TASK INSTRUCTIONS: Copy each of the following entries verbatim, line by line, with no changes.

= = = = =

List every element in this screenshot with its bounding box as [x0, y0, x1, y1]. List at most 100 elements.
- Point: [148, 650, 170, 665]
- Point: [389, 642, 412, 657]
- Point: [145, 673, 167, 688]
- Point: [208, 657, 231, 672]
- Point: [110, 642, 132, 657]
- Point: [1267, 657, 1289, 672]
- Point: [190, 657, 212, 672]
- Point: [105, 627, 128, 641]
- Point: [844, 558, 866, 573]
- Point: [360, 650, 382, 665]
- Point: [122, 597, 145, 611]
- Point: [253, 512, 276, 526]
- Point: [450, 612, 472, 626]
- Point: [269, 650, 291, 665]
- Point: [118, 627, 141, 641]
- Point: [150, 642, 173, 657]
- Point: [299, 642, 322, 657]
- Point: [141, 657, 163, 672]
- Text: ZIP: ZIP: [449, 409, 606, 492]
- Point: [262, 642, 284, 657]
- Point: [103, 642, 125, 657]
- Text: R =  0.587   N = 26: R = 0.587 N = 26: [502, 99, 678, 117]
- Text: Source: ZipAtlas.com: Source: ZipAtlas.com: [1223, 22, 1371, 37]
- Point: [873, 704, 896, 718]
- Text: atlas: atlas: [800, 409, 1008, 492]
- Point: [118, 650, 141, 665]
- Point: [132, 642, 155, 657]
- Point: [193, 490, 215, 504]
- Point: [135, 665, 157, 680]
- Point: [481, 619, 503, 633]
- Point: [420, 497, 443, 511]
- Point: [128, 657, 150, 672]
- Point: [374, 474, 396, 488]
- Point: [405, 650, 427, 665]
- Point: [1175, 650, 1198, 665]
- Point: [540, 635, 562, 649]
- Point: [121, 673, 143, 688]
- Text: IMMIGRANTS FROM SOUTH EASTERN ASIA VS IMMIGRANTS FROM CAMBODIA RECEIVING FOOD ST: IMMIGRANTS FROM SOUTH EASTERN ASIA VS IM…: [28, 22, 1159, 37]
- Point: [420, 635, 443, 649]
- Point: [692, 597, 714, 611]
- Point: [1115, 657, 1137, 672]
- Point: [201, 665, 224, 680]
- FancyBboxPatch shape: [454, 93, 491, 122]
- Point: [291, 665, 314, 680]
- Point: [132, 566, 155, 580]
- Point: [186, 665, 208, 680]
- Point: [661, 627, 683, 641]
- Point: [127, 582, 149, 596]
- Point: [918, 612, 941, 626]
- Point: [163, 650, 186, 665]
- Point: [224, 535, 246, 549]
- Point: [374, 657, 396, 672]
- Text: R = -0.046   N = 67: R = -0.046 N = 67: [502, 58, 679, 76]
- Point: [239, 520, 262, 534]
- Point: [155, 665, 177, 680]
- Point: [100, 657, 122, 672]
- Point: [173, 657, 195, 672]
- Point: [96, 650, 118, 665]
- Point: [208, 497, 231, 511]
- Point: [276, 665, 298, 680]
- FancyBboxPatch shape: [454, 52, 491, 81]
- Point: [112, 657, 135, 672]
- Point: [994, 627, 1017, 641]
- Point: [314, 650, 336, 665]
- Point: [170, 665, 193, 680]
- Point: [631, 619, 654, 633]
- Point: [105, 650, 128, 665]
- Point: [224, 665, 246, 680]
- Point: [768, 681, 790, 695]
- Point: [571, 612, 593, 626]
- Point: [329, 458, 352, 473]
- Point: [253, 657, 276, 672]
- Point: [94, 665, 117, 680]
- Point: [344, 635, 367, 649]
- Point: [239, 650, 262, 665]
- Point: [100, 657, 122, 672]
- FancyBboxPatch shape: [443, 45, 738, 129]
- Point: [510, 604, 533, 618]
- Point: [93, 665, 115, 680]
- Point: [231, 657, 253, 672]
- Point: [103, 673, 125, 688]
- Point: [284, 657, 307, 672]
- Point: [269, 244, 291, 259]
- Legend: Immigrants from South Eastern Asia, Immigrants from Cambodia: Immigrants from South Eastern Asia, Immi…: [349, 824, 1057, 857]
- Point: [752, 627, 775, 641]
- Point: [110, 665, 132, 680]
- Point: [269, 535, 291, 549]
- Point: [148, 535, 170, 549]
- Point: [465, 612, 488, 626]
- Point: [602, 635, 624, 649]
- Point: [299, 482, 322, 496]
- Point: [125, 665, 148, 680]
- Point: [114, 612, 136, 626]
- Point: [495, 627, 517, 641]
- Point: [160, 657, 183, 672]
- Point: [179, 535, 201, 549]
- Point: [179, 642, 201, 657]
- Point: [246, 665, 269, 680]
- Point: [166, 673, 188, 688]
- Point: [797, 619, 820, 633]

= = = = =

ANSWER FOR THE TASK:
List every element in this screenshot with its bounding box as [x0, y0, x1, y1]. List at most 100 elements.
- Point: [148, 650, 170, 665]
- Point: [389, 642, 412, 657]
- Point: [145, 673, 167, 688]
- Point: [208, 657, 231, 672]
- Point: [110, 642, 132, 657]
- Point: [1267, 657, 1289, 672]
- Point: [190, 657, 212, 672]
- Point: [105, 627, 128, 641]
- Point: [844, 558, 866, 573]
- Point: [360, 650, 382, 665]
- Point: [122, 597, 145, 611]
- Point: [253, 512, 276, 526]
- Point: [450, 612, 472, 626]
- Point: [269, 650, 291, 665]
- Point: [118, 627, 141, 641]
- Point: [150, 642, 173, 657]
- Point: [299, 642, 322, 657]
- Point: [141, 657, 163, 672]
- Text: ZIP: ZIP: [449, 409, 606, 492]
- Point: [262, 642, 284, 657]
- Point: [103, 642, 125, 657]
- Text: R =  0.587   N = 26: R = 0.587 N = 26: [502, 99, 678, 117]
- Text: Source: ZipAtlas.com: Source: ZipAtlas.com: [1223, 22, 1371, 37]
- Point: [873, 704, 896, 718]
- Text: atlas: atlas: [800, 409, 1008, 492]
- Point: [118, 650, 141, 665]
- Point: [132, 642, 155, 657]
- Point: [193, 490, 215, 504]
- Point: [135, 665, 157, 680]
- Point: [481, 619, 503, 633]
- Point: [420, 497, 443, 511]
- Point: [128, 657, 150, 672]
- Point: [374, 474, 396, 488]
- Point: [405, 650, 427, 665]
- Point: [1175, 650, 1198, 665]
- Point: [540, 635, 562, 649]
- Point: [121, 673, 143, 688]
- Text: IMMIGRANTS FROM SOUTH EASTERN ASIA VS IMMIGRANTS FROM CAMBODIA RECEIVING FOOD ST: IMMIGRANTS FROM SOUTH EASTERN ASIA VS IM…: [28, 22, 1159, 37]
- Point: [420, 635, 443, 649]
- Point: [692, 597, 714, 611]
- Point: [1115, 657, 1137, 672]
- Point: [201, 665, 224, 680]
- FancyBboxPatch shape: [454, 93, 491, 122]
- Point: [291, 665, 314, 680]
- Point: [132, 566, 155, 580]
- Point: [186, 665, 208, 680]
- Point: [661, 627, 683, 641]
- Point: [127, 582, 149, 596]
- Point: [918, 612, 941, 626]
- Point: [163, 650, 186, 665]
- Point: [224, 535, 246, 549]
- Point: [374, 657, 396, 672]
- Text: R = -0.046   N = 67: R = -0.046 N = 67: [502, 58, 679, 76]
- Point: [239, 520, 262, 534]
- Point: [155, 665, 177, 680]
- Point: [100, 657, 122, 672]
- Point: [173, 657, 195, 672]
- Point: [96, 650, 118, 665]
- Point: [208, 497, 231, 511]
- Point: [276, 665, 298, 680]
- FancyBboxPatch shape: [454, 52, 491, 81]
- Point: [112, 657, 135, 672]
- Point: [994, 627, 1017, 641]
- Point: [314, 650, 336, 665]
- Point: [170, 665, 193, 680]
- Point: [631, 619, 654, 633]
- Point: [105, 650, 128, 665]
- Point: [224, 665, 246, 680]
- Point: [768, 681, 790, 695]
- Point: [571, 612, 593, 626]
- Point: [329, 458, 352, 473]
- Point: [253, 657, 276, 672]
- Point: [94, 665, 117, 680]
- Point: [344, 635, 367, 649]
- Point: [239, 650, 262, 665]
- Point: [100, 657, 122, 672]
- FancyBboxPatch shape: [443, 45, 738, 129]
- Point: [510, 604, 533, 618]
- Point: [93, 665, 115, 680]
- Point: [231, 657, 253, 672]
- Point: [103, 673, 125, 688]
- Point: [284, 657, 307, 672]
- Point: [269, 244, 291, 259]
- Legend: Immigrants from South Eastern Asia, Immigrants from Cambodia: Immigrants from South Eastern Asia, Immi…: [349, 824, 1057, 857]
- Point: [752, 627, 775, 641]
- Point: [110, 665, 132, 680]
- Point: [269, 535, 291, 549]
- Point: [148, 535, 170, 549]
- Point: [465, 612, 488, 626]
- Point: [602, 635, 624, 649]
- Point: [299, 482, 322, 496]
- Point: [125, 665, 148, 680]
- Point: [114, 612, 136, 626]
- Point: [495, 627, 517, 641]
- Point: [160, 657, 183, 672]
- Point: [179, 535, 201, 549]
- Point: [179, 642, 201, 657]
- Point: [246, 665, 269, 680]
- Point: [166, 673, 188, 688]
- Point: [797, 619, 820, 633]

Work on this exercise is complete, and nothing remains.